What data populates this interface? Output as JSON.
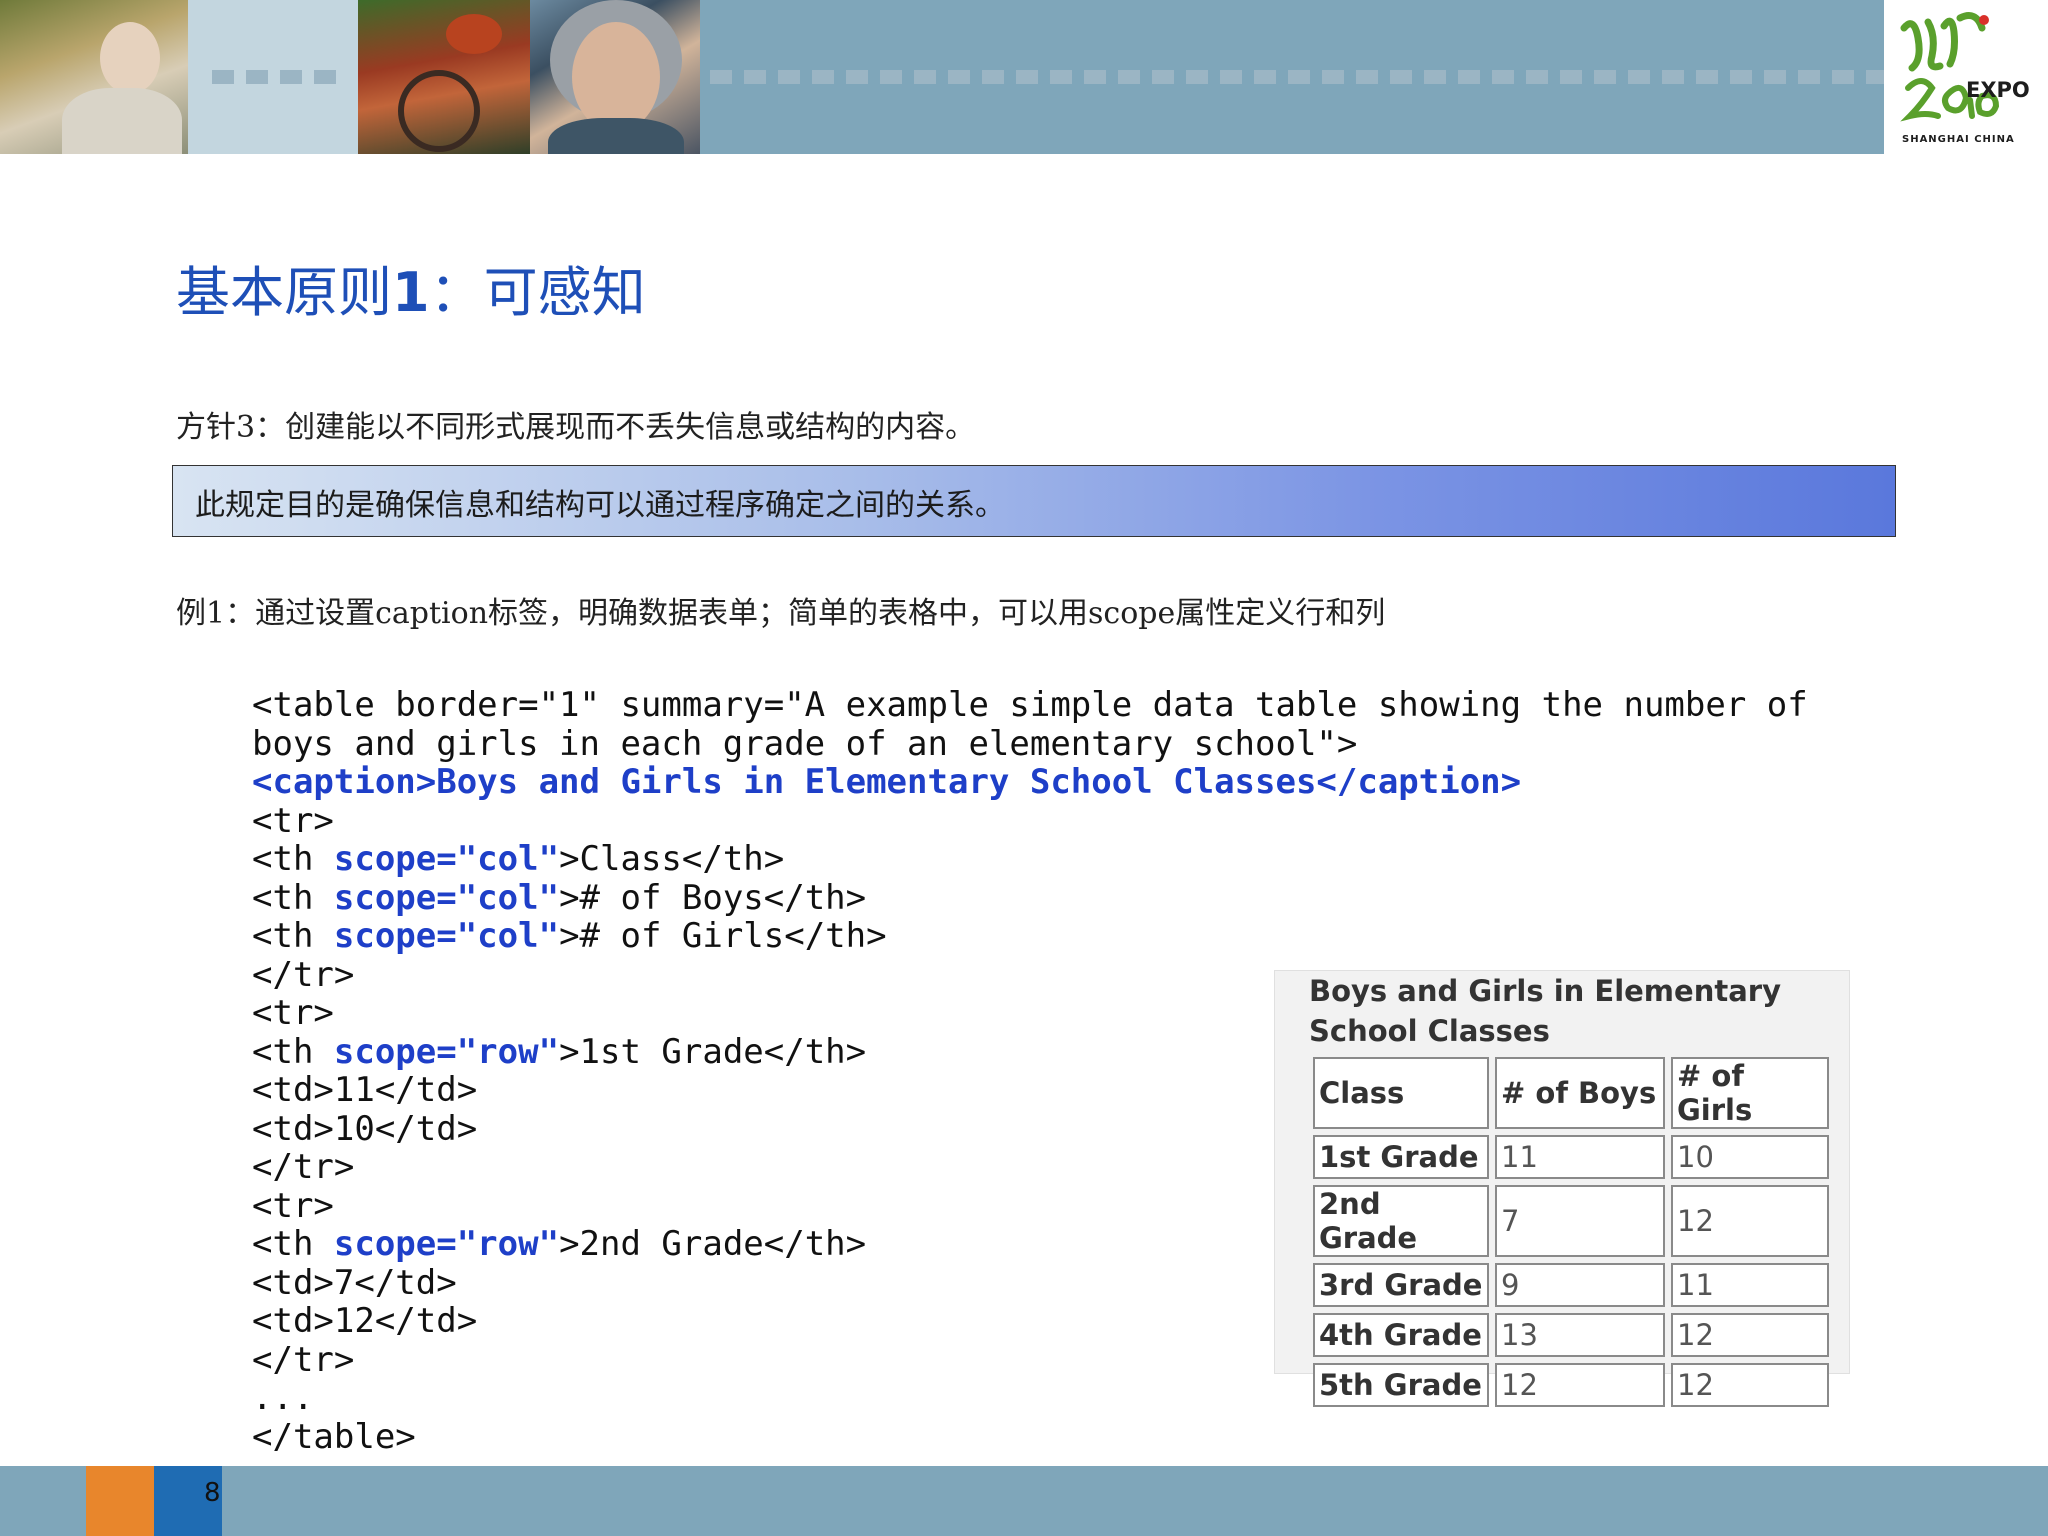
{
  "header": {
    "logo_text": "EXPO",
    "logo_subtext": "SHANGHAI CHINA",
    "logo_mark": "2010"
  },
  "slide": {
    "title_prefix": "基本原则",
    "title_number": "1",
    "title_suffix": "：可感知",
    "guideline": "方针3：创建能以不同形式展现而不丢失信息或结构的内容。",
    "purpose": "此规定目的是确保信息和结构可以通过程序确定之间的关系。",
    "example": "例1：通过设置caption标签，明确数据表单；简单的表格中，可以用scope属性定义行和列",
    "page_number": "8"
  },
  "code": {
    "l1": "<table border=\"1\" summary=\"A example simple data table showing the number of",
    "l2": "boys and girls in each grade of an elementary school\">",
    "l3": "<caption>Boys and Girls in Elementary School Classes</caption>",
    "l4": "<tr>",
    "th_open": "<th ",
    "scope_col": "scope=\"col\"",
    "scope_row": "scope=\"row\"",
    "l5_rest": ">Class</th>",
    "l6_rest": "># of Boys</th>",
    "l7_rest": "># of Girls</th>",
    "l8": "</tr>",
    "l9": "<tr>",
    "l10_rest": ">1st Grade</th>",
    "l11": "<td>11</td>",
    "l12": "<td>10</td>",
    "l13": "</tr>",
    "l14": "<tr>",
    "l15_rest": ">2nd Grade</th>",
    "l16": "<td>7</td>",
    "l17": "<td>12</td>",
    "l18": "</tr>",
    "l19": "...",
    "l20": "</table>"
  },
  "rendered_table": {
    "caption": "Boys and Girls in Elementary School Classes",
    "headers": [
      "Class",
      "# of Boys",
      "# of Girls"
    ],
    "rows": [
      [
        "1st Grade",
        "11",
        "10"
      ],
      [
        "2nd Grade",
        "7",
        "12"
      ],
      [
        "3rd Grade",
        "9",
        "11"
      ],
      [
        "4th Grade",
        "13",
        "12"
      ],
      [
        "5th Grade",
        "12",
        "12"
      ]
    ]
  },
  "colors": {
    "banner": "#7fa6ba",
    "title": "#1e4fb7",
    "code_keyword": "#1e3fc8",
    "footer_orange": "#e8862c",
    "footer_blue": "#1f6cb3"
  }
}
※
### [GIVEN INSTRUCTION]
Pull out every line of the entries that includes the word "example".

### [ANSWER FOR THE TASK]
    "example": "例1：通过设置caption标签，明确数据表单；简单的表格中，可以用scope属性定义行和列",
    "l1": "<table border=\"1\" summary=\"A example simple data table showing the number of",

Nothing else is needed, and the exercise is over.